(Saved entries)
--- START ---

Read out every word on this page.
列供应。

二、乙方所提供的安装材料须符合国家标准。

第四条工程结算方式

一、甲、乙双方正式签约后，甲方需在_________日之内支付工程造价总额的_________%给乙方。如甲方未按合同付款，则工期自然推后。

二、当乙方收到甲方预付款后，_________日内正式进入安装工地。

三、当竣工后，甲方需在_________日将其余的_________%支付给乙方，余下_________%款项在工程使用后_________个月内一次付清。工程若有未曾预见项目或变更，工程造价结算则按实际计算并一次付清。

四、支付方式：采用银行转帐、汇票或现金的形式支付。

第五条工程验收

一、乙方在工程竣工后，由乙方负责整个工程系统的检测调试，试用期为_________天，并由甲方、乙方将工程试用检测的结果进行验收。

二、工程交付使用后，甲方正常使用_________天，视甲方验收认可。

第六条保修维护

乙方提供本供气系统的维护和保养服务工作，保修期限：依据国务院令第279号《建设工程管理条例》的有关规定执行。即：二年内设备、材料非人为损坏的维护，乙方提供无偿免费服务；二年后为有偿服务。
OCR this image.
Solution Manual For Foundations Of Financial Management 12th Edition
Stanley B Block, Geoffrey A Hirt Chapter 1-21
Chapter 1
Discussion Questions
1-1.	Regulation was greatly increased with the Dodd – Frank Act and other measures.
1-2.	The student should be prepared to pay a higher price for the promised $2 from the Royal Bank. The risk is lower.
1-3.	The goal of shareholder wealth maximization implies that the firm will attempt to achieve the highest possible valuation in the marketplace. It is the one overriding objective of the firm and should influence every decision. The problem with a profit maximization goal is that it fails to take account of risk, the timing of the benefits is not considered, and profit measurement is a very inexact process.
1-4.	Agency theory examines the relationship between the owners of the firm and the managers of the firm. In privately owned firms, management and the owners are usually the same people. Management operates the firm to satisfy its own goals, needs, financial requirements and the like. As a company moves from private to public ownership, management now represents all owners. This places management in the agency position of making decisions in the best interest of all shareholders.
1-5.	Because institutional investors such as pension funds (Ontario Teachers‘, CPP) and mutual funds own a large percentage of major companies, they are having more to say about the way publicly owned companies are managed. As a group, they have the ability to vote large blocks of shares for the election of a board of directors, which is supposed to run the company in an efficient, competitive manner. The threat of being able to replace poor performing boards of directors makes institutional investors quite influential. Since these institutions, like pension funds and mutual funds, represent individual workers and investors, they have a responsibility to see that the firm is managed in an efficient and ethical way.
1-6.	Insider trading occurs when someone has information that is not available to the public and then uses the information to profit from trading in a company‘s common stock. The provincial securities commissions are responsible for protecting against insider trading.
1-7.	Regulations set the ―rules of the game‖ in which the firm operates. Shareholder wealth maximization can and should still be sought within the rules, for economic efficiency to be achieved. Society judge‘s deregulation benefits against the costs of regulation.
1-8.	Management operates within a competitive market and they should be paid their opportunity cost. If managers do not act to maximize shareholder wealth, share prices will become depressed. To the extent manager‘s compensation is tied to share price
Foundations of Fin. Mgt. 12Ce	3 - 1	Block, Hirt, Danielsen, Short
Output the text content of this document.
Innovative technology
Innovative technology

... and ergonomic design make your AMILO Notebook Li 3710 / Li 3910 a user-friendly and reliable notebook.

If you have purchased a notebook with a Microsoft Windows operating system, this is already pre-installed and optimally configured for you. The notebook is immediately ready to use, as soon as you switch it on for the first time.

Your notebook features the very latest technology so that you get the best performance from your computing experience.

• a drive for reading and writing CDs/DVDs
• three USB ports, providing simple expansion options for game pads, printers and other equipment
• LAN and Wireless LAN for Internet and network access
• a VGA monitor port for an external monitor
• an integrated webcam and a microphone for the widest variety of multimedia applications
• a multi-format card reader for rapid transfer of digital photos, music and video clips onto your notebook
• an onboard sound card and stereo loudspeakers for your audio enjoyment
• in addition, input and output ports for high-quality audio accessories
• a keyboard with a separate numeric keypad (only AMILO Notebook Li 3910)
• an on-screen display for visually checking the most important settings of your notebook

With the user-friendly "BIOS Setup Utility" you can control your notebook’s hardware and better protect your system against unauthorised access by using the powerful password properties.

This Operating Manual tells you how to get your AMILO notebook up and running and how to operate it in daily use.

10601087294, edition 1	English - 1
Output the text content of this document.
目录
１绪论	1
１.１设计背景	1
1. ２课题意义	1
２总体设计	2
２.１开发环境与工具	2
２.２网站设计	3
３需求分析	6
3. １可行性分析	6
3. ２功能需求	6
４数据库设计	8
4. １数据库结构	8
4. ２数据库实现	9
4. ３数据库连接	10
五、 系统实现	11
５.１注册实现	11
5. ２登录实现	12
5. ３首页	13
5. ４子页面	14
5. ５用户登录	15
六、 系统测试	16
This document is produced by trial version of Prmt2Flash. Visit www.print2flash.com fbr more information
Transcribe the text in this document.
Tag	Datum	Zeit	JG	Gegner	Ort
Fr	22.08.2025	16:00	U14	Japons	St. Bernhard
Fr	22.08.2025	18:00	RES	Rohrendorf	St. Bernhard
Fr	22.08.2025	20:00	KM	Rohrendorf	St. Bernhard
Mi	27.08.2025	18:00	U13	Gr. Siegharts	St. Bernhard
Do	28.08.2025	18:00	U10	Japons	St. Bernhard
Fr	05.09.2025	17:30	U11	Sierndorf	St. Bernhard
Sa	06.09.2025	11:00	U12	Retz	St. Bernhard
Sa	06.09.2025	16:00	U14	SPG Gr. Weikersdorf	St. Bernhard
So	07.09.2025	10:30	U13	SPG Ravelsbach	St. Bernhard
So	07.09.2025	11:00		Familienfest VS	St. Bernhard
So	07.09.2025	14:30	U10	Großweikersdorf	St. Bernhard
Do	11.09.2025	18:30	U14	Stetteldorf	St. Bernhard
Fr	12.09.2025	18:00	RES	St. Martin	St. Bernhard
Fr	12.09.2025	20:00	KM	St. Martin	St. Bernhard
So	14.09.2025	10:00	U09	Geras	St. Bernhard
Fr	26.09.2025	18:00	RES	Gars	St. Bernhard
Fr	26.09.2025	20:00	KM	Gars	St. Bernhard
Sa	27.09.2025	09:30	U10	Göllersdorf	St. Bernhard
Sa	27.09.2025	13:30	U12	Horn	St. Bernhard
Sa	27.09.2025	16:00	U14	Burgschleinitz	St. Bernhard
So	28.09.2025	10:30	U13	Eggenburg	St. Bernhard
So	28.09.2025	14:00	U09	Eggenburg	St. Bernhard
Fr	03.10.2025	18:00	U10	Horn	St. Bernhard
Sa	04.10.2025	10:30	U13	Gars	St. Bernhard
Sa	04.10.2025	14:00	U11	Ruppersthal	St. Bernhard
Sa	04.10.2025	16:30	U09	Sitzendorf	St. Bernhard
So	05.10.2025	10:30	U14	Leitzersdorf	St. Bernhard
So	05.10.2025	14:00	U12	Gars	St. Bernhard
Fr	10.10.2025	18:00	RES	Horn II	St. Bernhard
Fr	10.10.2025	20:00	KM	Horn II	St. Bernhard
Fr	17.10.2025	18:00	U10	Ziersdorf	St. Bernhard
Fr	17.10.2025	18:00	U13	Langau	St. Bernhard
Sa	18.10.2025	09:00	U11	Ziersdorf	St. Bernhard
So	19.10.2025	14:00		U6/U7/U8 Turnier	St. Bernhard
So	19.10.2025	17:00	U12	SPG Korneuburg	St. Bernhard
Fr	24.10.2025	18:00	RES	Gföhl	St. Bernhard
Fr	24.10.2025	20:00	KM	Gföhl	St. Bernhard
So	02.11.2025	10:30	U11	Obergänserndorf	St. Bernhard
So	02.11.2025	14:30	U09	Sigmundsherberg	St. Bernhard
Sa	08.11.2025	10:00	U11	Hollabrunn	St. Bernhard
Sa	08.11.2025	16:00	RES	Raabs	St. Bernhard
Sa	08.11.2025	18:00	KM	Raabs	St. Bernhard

--- END ---

◆ **The exercise**:
Which lines hold the string "friendly"? Copy all of them from the data above.

◆ **Answer for this exercise**:
... and ergonomic design make your AMILO Notebook Li 3710 / Li 3910 a user-friendly and reliable notebook.
With the user-friendly "BIOS Setup Utility" you can control your notebook’s hardware and better protect your system against unauthorised access by using the powerful password properties.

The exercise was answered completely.